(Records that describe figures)
· · · · ·

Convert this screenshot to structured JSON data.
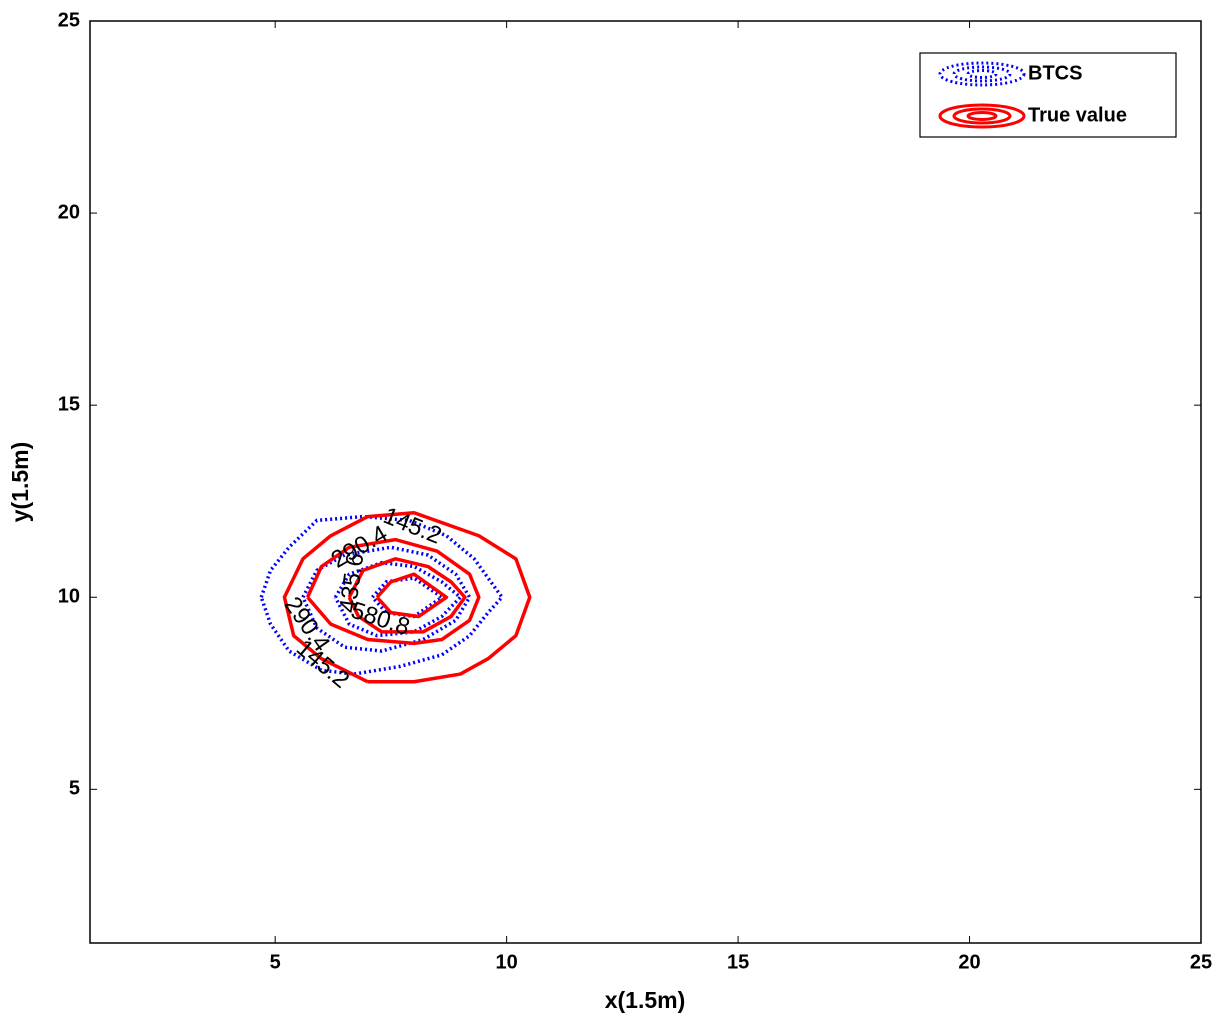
{
  "chart_data": {
    "type": "contour",
    "xlabel": "x(1.5m)",
    "ylabel": "y(1.5m)",
    "xlim": [
      1,
      25
    ],
    "ylim": [
      1,
      25
    ],
    "xticks": [
      5,
      10,
      15,
      20,
      25
    ],
    "yticks": [
      5,
      10,
      15,
      20,
      25
    ],
    "grid": false,
    "legend": "upper right",
    "series": [
      {
        "name": "BTCS",
        "color": "#0000ff",
        "style": "dotted",
        "contours": [
          {
            "level": 145.2,
            "x": [
              4.7,
              4.9,
              5.3,
              5.9,
              6.9,
              7.9,
              8.7,
              9.3,
              9.6,
              9.9,
              9.6,
              9.2,
              8.6,
              7.7,
              6.7,
              6.0,
              5.3,
              4.9,
              4.7
            ],
            "y": [
              10,
              10.7,
              11.3,
              12.0,
              12.1,
              12.0,
              11.6,
              11.0,
              10.5,
              10,
              9.6,
              9.0,
              8.5,
              8.2,
              8.0,
              8.1,
              8.6,
              9.3,
              10
            ]
          },
          {
            "level": 290.4,
            "x": [
              5.6,
              5.9,
              6.5,
              7.5,
              8.3,
              8.9,
              9.2,
              8.9,
              8.2,
              7.3,
              6.5,
              5.9,
              5.6
            ],
            "y": [
              10,
              10.7,
              11.1,
              11.3,
              11.1,
              10.6,
              10,
              9.4,
              8.9,
              8.6,
              8.7,
              9.2,
              10
            ]
          },
          {
            "level": 435.6,
            "x": [
              6.3,
              6.6,
              7.3,
              8.0,
              8.6,
              9.0,
              8.6,
              8.0,
              7.2,
              6.6,
              6.3
            ],
            "y": [
              10,
              10.6,
              10.9,
              10.8,
              10.4,
              10,
              9.5,
              9.1,
              9.0,
              9.3,
              10
            ]
          },
          {
            "level": 580.8,
            "x": [
              7.1,
              7.4,
              8.0,
              8.6,
              8.0,
              7.4,
              7.1
            ],
            "y": [
              10,
              10.4,
              10.5,
              10,
              9.5,
              9.6,
              10
            ]
          }
        ]
      },
      {
        "name": "True value",
        "color": "#ff0000",
        "style": "solid",
        "contours": [
          {
            "x": [
              7.0,
              8.0,
              9.0,
              9.6,
              10.2,
              10.5,
              10.2,
              9.4,
              8.0,
              7.0,
              6.2,
              5.6,
              5.2,
              5.4,
              6.0,
              7.0
            ],
            "y": [
              7.8,
              7.8,
              8.0,
              8.4,
              9.0,
              10,
              11.0,
              11.6,
              12.2,
              12.1,
              11.6,
              11.0,
              10,
              9.0,
              8.4,
              7.8
            ]
          },
          {
            "x": [
              5.7,
              6.0,
              6.6,
              7.6,
              8.5,
              9.2,
              9.4,
              9.2,
              8.6,
              8.0,
              7.0,
              6.2,
              5.7
            ],
            "y": [
              10,
              10.8,
              11.3,
              11.5,
              11.2,
              10.6,
              10,
              9.4,
              8.9,
              8.8,
              8.9,
              9.3,
              10
            ]
          },
          {
            "x": [
              6.6,
              6.9,
              7.6,
              8.3,
              8.8,
              9.1,
              8.8,
              8.2,
              7.3,
              6.8,
              6.6
            ],
            "y": [
              10,
              10.7,
              11.0,
              10.8,
              10.4,
              10,
              9.5,
              9.1,
              9.1,
              9.5,
              10
            ]
          },
          {
            "x": [
              7.2,
              7.5,
              8.0,
              8.7,
              8.1,
              7.5,
              7.2
            ],
            "y": [
              10,
              10.4,
              10.6,
              10,
              9.5,
              9.6,
              10
            ]
          }
        ]
      }
    ]
  }
}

· · · · ·

• Task brief:
Print out every entry above without changing a word, and leave out the pictures.

• Result of this task:
Convert this screenshot to structured JSON data.
{
  "chart_data": {
    "type": "contour",
    "xlabel": "x(1.5m)",
    "ylabel": "y(1.5m)",
    "xlim": [
      1,
      25
    ],
    "ylim": [
      1,
      25
    ],
    "xticks": [
      5,
      10,
      15,
      20,
      25
    ],
    "yticks": [
      5,
      10,
      15,
      20,
      25
    ],
    "grid": false,
    "legend": "upper right",
    "series": [
      {
        "name": "BTCS",
        "color": "#0000ff",
        "style": "dotted",
        "contours": [
          {
            "level": 145.2,
            "x": [
              4.7,
              4.9,
              5.3,
              5.9,
              6.9,
              7.9,
              8.7,
              9.3,
              9.6,
              9.9,
              9.6,
              9.2,
              8.6,
              7.7,
              6.7,
              6.0,
              5.3,
              4.9,
              4.7
            ],
            "y": [
              10,
              10.7,
              11.3,
              12.0,
              12.1,
              12.0,
              11.6,
              11.0,
              10.5,
              10,
              9.6,
              9.0,
              8.5,
              8.2,
              8.0,
              8.1,
              8.6,
              9.3,
              10
            ]
          },
          {
            "level": 290.4,
            "x": [
              5.6,
              5.9,
              6.5,
              7.5,
              8.3,
              8.9,
              9.2,
              8.9,
              8.2,
              7.3,
              6.5,
              5.9,
              5.6
            ],
            "y": [
              10,
              10.7,
              11.1,
              11.3,
              11.1,
              10.6,
              10,
              9.4,
              8.9,
              8.6,
              8.7,
              9.2,
              10
            ]
          },
          {
            "level": 435.6,
            "x": [
              6.3,
              6.6,
              7.3,
              8.0,
              8.6,
              9.0,
              8.6,
              8.0,
              7.2,
              6.6,
              6.3
            ],
            "y": [
              10,
              10.6,
              10.9,
              10.8,
              10.4,
              10,
              9.5,
              9.1,
              9.0,
              9.3,
              10
            ]
          },
          {
            "level": 580.8,
            "x": [
              7.1,
              7.4,
              8.0,
              8.6,
              8.0,
              7.4,
              7.1
            ],
            "y": [
              10,
              10.4,
              10.5,
              10,
              9.5,
              9.6,
              10
            ]
          }
        ]
      },
      {
        "name": "True value",
        "color": "#ff0000",
        "style": "solid",
        "contours": [
          {
            "x": [
              7.0,
              8.0,
              9.0,
              9.6,
              10.2,
              10.5,
              10.2,
              9.4,
              8.0,
              7.0,
              6.2,
              5.6,
              5.2,
              5.4,
              6.0,
              7.0
            ],
            "y": [
              7.8,
              7.8,
              8.0,
              8.4,
              9.0,
              10,
              11.0,
              11.6,
              12.2,
              12.1,
              11.6,
              11.0,
              10,
              9.0,
              8.4,
              7.8
            ]
          },
          {
            "x": [
              5.7,
              6.0,
              6.6,
              7.6,
              8.5,
              9.2,
              9.4,
              9.2,
              8.6,
              8.0,
              7.0,
              6.2,
              5.7
            ],
            "y": [
              10,
              10.8,
              11.3,
              11.5,
              11.2,
              10.6,
              10,
              9.4,
              8.9,
              8.8,
              8.9,
              9.3,
              10
            ]
          },
          {
            "x": [
              6.6,
              6.9,
              7.6,
              8.3,
              8.8,
              9.1,
              8.8,
              8.2,
              7.3,
              6.8,
              6.6
            ],
            "y": [
              10,
              10.7,
              11.0,
              10.8,
              10.4,
              10,
              9.5,
              9.1,
              9.1,
              9.5,
              10
            ]
          },
          {
            "x": [
              7.2,
              7.5,
              8.0,
              8.7,
              8.1,
              7.5,
              7.2
            ],
            "y": [
              10,
              10.4,
              10.6,
              10,
              9.5,
              9.6,
              10
            ]
          }
        ]
      }
    ]
  }
}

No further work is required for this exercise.